--- Start of Dataset ---

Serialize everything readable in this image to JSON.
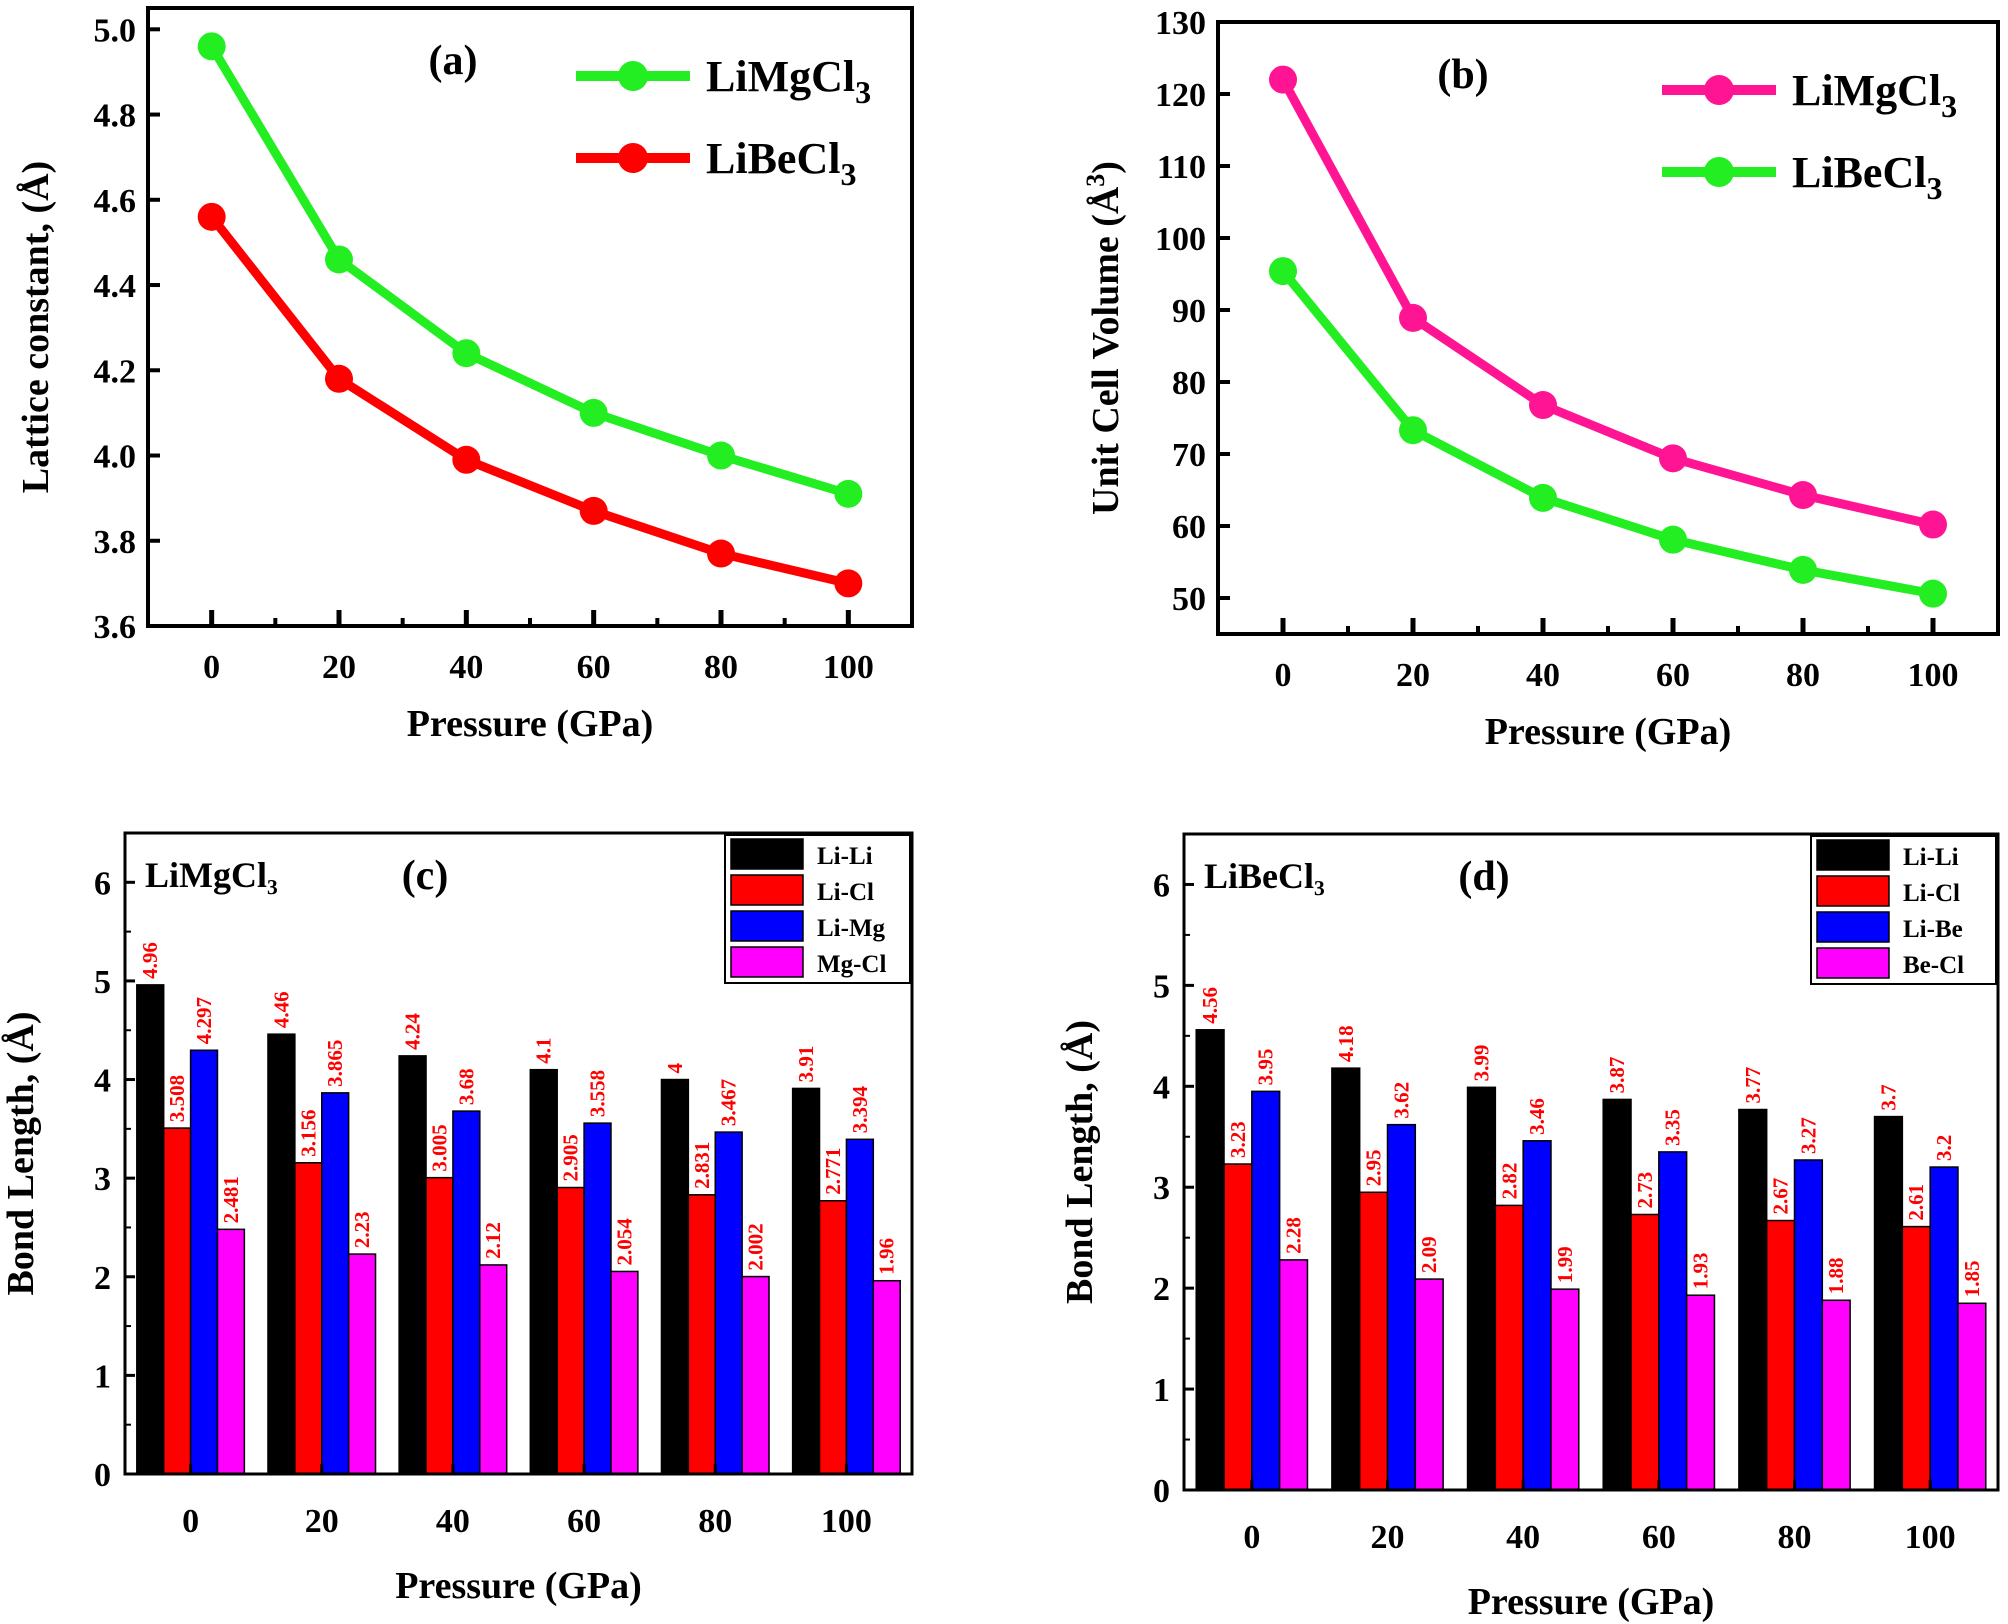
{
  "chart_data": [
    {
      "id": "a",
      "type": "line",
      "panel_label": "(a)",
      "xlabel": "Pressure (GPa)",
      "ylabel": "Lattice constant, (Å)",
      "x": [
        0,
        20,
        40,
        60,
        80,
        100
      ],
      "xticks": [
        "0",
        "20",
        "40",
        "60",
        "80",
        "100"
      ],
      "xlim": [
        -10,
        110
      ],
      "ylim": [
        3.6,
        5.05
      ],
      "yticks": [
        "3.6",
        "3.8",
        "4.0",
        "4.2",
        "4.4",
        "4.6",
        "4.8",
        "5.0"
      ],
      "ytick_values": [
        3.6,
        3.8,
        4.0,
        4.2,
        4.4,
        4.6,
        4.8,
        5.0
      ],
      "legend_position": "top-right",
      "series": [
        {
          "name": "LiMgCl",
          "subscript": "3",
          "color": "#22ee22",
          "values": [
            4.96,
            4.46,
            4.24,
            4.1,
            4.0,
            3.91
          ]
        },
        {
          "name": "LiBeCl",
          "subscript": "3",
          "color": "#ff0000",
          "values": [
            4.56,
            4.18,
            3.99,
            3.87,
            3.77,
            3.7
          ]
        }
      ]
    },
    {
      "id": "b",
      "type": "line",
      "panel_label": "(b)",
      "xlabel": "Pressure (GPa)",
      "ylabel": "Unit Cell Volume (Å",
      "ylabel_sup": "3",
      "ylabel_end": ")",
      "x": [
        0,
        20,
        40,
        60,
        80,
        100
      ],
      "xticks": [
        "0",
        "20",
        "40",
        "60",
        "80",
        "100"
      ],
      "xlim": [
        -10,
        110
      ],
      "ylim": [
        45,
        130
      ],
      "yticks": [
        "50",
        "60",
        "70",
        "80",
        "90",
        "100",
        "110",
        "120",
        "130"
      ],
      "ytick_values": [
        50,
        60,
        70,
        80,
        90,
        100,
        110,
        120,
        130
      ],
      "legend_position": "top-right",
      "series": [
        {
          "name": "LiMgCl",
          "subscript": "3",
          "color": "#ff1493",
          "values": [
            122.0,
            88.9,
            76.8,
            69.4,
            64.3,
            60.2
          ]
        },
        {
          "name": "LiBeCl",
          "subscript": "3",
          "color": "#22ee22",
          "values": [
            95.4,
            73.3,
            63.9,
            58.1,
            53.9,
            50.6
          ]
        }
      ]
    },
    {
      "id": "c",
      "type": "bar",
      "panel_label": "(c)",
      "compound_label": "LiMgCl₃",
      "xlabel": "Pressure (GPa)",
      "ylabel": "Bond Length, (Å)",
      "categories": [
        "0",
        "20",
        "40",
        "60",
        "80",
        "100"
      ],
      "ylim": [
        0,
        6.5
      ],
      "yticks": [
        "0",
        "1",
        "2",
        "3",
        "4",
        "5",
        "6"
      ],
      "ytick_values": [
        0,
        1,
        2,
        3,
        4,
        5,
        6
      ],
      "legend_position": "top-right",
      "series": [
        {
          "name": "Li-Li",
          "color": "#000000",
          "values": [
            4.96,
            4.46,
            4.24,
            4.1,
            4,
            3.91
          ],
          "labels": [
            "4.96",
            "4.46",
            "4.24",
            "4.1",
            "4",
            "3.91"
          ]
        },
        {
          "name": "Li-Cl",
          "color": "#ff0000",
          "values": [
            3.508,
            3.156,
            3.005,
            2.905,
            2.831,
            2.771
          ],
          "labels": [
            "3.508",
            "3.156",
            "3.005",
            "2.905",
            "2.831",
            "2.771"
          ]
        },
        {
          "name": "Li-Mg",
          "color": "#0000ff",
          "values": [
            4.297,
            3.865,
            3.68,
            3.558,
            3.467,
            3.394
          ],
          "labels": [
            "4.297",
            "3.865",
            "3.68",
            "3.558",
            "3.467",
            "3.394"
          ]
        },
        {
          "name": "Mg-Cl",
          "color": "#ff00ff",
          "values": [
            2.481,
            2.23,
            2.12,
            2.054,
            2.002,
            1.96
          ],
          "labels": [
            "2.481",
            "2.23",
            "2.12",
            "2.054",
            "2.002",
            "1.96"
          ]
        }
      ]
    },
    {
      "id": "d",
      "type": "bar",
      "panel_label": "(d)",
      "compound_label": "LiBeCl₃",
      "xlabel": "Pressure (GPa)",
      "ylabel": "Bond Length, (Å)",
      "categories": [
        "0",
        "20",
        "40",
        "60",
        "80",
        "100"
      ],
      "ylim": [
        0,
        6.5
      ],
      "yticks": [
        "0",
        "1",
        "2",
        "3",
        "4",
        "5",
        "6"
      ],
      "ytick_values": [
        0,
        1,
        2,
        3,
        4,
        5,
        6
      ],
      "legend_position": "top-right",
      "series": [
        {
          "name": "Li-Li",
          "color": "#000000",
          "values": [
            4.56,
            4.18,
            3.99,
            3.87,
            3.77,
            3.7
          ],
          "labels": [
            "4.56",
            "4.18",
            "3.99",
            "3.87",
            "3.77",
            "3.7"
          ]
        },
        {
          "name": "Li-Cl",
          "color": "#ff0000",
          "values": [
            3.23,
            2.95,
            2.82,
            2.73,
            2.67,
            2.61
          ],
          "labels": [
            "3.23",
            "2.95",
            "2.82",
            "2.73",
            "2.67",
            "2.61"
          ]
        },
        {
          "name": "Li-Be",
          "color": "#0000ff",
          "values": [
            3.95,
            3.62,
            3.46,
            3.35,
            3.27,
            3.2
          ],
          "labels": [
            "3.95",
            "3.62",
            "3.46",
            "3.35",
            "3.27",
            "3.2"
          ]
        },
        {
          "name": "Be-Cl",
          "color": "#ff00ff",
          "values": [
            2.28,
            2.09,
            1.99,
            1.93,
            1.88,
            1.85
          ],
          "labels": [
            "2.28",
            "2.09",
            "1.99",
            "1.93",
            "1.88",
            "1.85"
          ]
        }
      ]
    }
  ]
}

--- End of Dataset ---

Go through the listing above and quote it exactly, apart from its images.

Serialize everything readable in this image to JSON.
{
  "chart_data": [
    {
      "id": "a",
      "type": "line",
      "panel_label": "(a)",
      "xlabel": "Pressure (GPa)",
      "ylabel": "Lattice constant, (Å)",
      "x": [
        0,
        20,
        40,
        60,
        80,
        100
      ],
      "xticks": [
        "0",
        "20",
        "40",
        "60",
        "80",
        "100"
      ],
      "xlim": [
        -10,
        110
      ],
      "ylim": [
        3.6,
        5.05
      ],
      "yticks": [
        "3.6",
        "3.8",
        "4.0",
        "4.2",
        "4.4",
        "4.6",
        "4.8",
        "5.0"
      ],
      "ytick_values": [
        3.6,
        3.8,
        4.0,
        4.2,
        4.4,
        4.6,
        4.8,
        5.0
      ],
      "legend_position": "top-right",
      "series": [
        {
          "name": "LiMgCl",
          "subscript": "3",
          "color": "#22ee22",
          "values": [
            4.96,
            4.46,
            4.24,
            4.1,
            4.0,
            3.91
          ]
        },
        {
          "name": "LiBeCl",
          "subscript": "3",
          "color": "#ff0000",
          "values": [
            4.56,
            4.18,
            3.99,
            3.87,
            3.77,
            3.7
          ]
        }
      ]
    },
    {
      "id": "b",
      "type": "line",
      "panel_label": "(b)",
      "xlabel": "Pressure (GPa)",
      "ylabel": "Unit Cell Volume (Å",
      "ylabel_sup": "3",
      "ylabel_end": ")",
      "x": [
        0,
        20,
        40,
        60,
        80,
        100
      ],
      "xticks": [
        "0",
        "20",
        "40",
        "60",
        "80",
        "100"
      ],
      "xlim": [
        -10,
        110
      ],
      "ylim": [
        45,
        130
      ],
      "yticks": [
        "50",
        "60",
        "70",
        "80",
        "90",
        "100",
        "110",
        "120",
        "130"
      ],
      "ytick_values": [
        50,
        60,
        70,
        80,
        90,
        100,
        110,
        120,
        130
      ],
      "legend_position": "top-right",
      "series": [
        {
          "name": "LiMgCl",
          "subscript": "3",
          "color": "#ff1493",
          "values": [
            122.0,
            88.9,
            76.8,
            69.4,
            64.3,
            60.2
          ]
        },
        {
          "name": "LiBeCl",
          "subscript": "3",
          "color": "#22ee22",
          "values": [
            95.4,
            73.3,
            63.9,
            58.1,
            53.9,
            50.6
          ]
        }
      ]
    },
    {
      "id": "c",
      "type": "bar",
      "panel_label": "(c)",
      "compound_label": "LiMgCl₃",
      "xlabel": "Pressure (GPa)",
      "ylabel": "Bond Length, (Å)",
      "categories": [
        "0",
        "20",
        "40",
        "60",
        "80",
        "100"
      ],
      "ylim": [
        0,
        6.5
      ],
      "yticks": [
        "0",
        "1",
        "2",
        "3",
        "4",
        "5",
        "6"
      ],
      "ytick_values": [
        0,
        1,
        2,
        3,
        4,
        5,
        6
      ],
      "legend_position": "top-right",
      "series": [
        {
          "name": "Li-Li",
          "color": "#000000",
          "values": [
            4.96,
            4.46,
            4.24,
            4.1,
            4,
            3.91
          ],
          "labels": [
            "4.96",
            "4.46",
            "4.24",
            "4.1",
            "4",
            "3.91"
          ]
        },
        {
          "name": "Li-Cl",
          "color": "#ff0000",
          "values": [
            3.508,
            3.156,
            3.005,
            2.905,
            2.831,
            2.771
          ],
          "labels": [
            "3.508",
            "3.156",
            "3.005",
            "2.905",
            "2.831",
            "2.771"
          ]
        },
        {
          "name": "Li-Mg",
          "color": "#0000ff",
          "values": [
            4.297,
            3.865,
            3.68,
            3.558,
            3.467,
            3.394
          ],
          "labels": [
            "4.297",
            "3.865",
            "3.68",
            "3.558",
            "3.467",
            "3.394"
          ]
        },
        {
          "name": "Mg-Cl",
          "color": "#ff00ff",
          "values": [
            2.481,
            2.23,
            2.12,
            2.054,
            2.002,
            1.96
          ],
          "labels": [
            "2.481",
            "2.23",
            "2.12",
            "2.054",
            "2.002",
            "1.96"
          ]
        }
      ]
    },
    {
      "id": "d",
      "type": "bar",
      "panel_label": "(d)",
      "compound_label": "LiBeCl₃",
      "xlabel": "Pressure (GPa)",
      "ylabel": "Bond Length, (Å)",
      "categories": [
        "0",
        "20",
        "40",
        "60",
        "80",
        "100"
      ],
      "ylim": [
        0,
        6.5
      ],
      "yticks": [
        "0",
        "1",
        "2",
        "3",
        "4",
        "5",
        "6"
      ],
      "ytick_values": [
        0,
        1,
        2,
        3,
        4,
        5,
        6
      ],
      "legend_position": "top-right",
      "series": [
        {
          "name": "Li-Li",
          "color": "#000000",
          "values": [
            4.56,
            4.18,
            3.99,
            3.87,
            3.77,
            3.7
          ],
          "labels": [
            "4.56",
            "4.18",
            "3.99",
            "3.87",
            "3.77",
            "3.7"
          ]
        },
        {
          "name": "Li-Cl",
          "color": "#ff0000",
          "values": [
            3.23,
            2.95,
            2.82,
            2.73,
            2.67,
            2.61
          ],
          "labels": [
            "3.23",
            "2.95",
            "2.82",
            "2.73",
            "2.67",
            "2.61"
          ]
        },
        {
          "name": "Li-Be",
          "color": "#0000ff",
          "values": [
            3.95,
            3.62,
            3.46,
            3.35,
            3.27,
            3.2
          ],
          "labels": [
            "3.95",
            "3.62",
            "3.46",
            "3.35",
            "3.27",
            "3.2"
          ]
        },
        {
          "name": "Be-Cl",
          "color": "#ff00ff",
          "values": [
            2.28,
            2.09,
            1.99,
            1.93,
            1.88,
            1.85
          ],
          "labels": [
            "2.28",
            "2.09",
            "1.99",
            "1.93",
            "1.88",
            "1.85"
          ]
        }
      ]
    }
  ]
}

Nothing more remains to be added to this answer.